— start of DATA IN THIS EXERCISE —

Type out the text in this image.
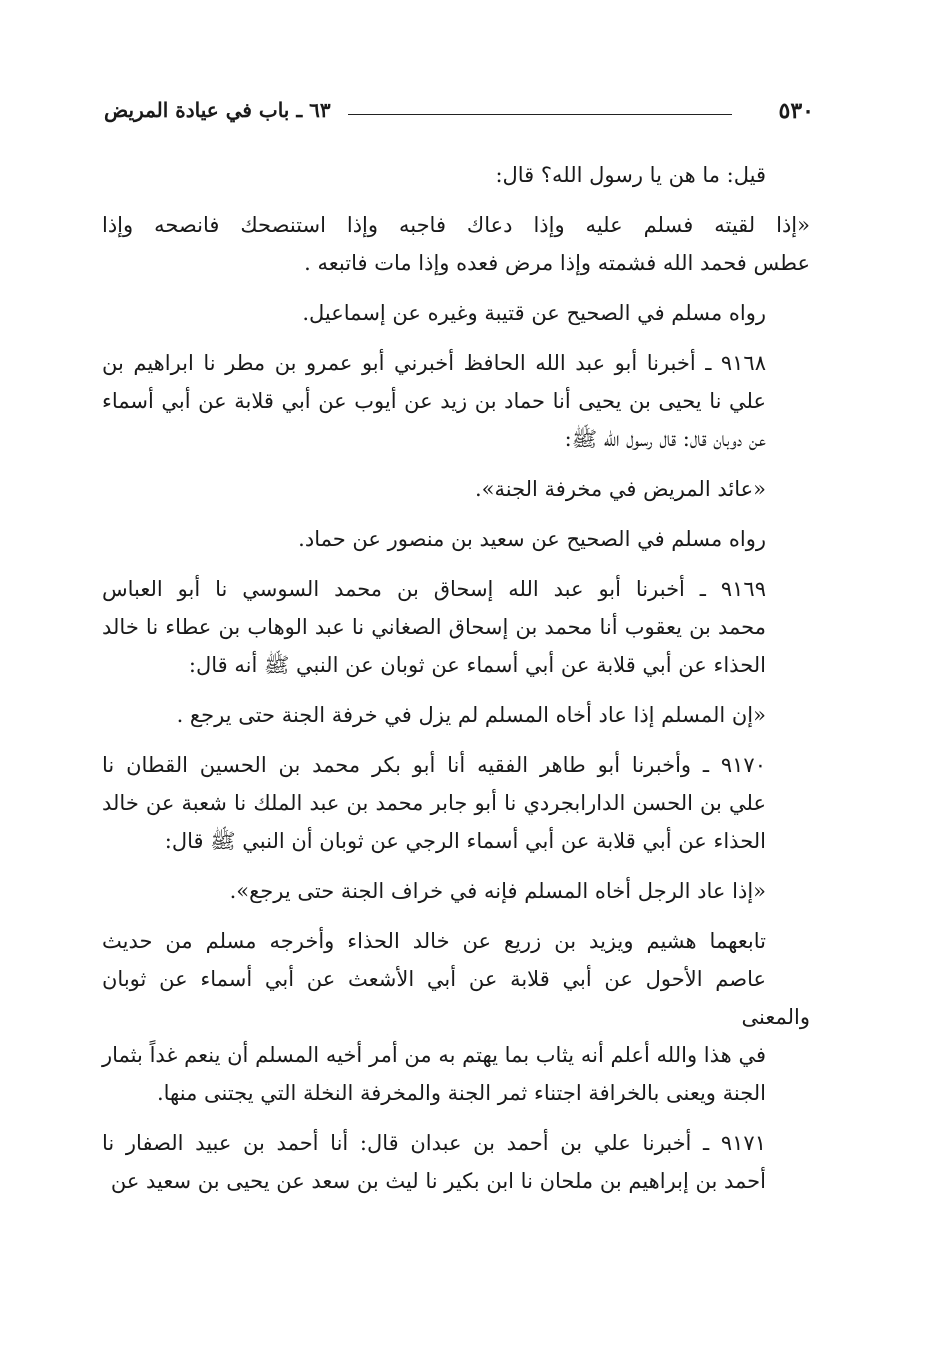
٥٣٠
٦٣ ـ باب في عيادة المريض

قيل: ما هن يا رسول الله؟ قال:

«إذا لقيته فسلم عليه وإذا دعاك فاجبه وإذا استنصحك فانصحه وإذا
عطس فحمد الله فشمته وإذا مرض فعده وإذا مات فاتبعه .

رواه مسلم في الصحيح عن قتيبة وغيره عن إسماعيل.

٩١٦٨ ـ أخبرنا أبو عبد الله الحافظ أخبرني أبو عمرو بن مطر نا ابراهيم بن
علي نا يحيى بن يحيى أنا حماد بن زيد عن أيوب عن أبي قلابة عن أبي أسماء
عن دوبان قال: قال رسول الله ﷺ:

«عائد المريض في مخرفة الجنة».

رواه مسلم في الصحيح عن سعيد بن منصور عن حماد.

٩١٦٩ ـ أخبرنا أبو عبد الله إسحاق بن محمد السوسي نا أبو العباس
محمد بن يعقوب أنا محمد بن إسحاق الصغاني نا عبد الوهاب بن عطاء نا خالد
الحذاء عن أبي قلابة عن أبي أسماء عن ثوبان عن النبي ﷺ أنه قال:

«إن المسلم إذا عاد أخاه المسلم لم يزل في خرفة الجنة حتى يرجع .

٩١٧٠ ـ وأخبرنا أبو طاهر الفقيه أنا أبو بكر محمد بن الحسين القطان نا
علي بن الحسن الدارابجردي نا أبو جابر محمد بن عبد الملك نا شعبة عن خالد
الحذاء عن أبي قلابة عن أبي أسماء الرجي عن ثوبان أن النبي ﷺ قال:

«إذا عاد الرجل أخاه المسلم فإنه في خراف الجنة حتى يرجع».

تابعهما هشيم ويزيد بن زريع عن خالد الحذاء وأخرجه مسلم من حديث
عاصم الأحول عن أبي قلابة عن أبي الأشعث عن أبي أسماء عن ثوبان والمعنى
في هذا والله أعلم أنه يثاب بما يهتم به من أمر أخيه المسلم أن ينعم غداً بثمار
الجنة ويعنى بالخرافة اجتناء ثمر الجنة والمخرفة النخلة التي يجتنى منها.

٩١٧١ ـ أخبرنا علي بن أحمد بن عبدان قال: أنا أحمد بن عبيد الصفار نا
أحمد بن إبراهيم بن ملحان نا ابن بكير نا ليث بن سعد عن يحيى بن سعيد عن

— end of DATA IN THIS EXERCISE —

▸ **GOAL**
Write out every line from the entries where "ثوبان" appears.

▸ **TASK ANSWER**
الحذاء عن أبي قلابة عن أبي أسماء عن ثوبان عن النبي ﷺ أنه قال:
الحذاء عن أبي قلابة عن أبي أسماء الرجي عن ثوبان أن النبي ﷺ قال:
عاصم الأحول عن أبي قلابة عن أبي الأشعث عن أبي أسماء عن ثوبان والمعنى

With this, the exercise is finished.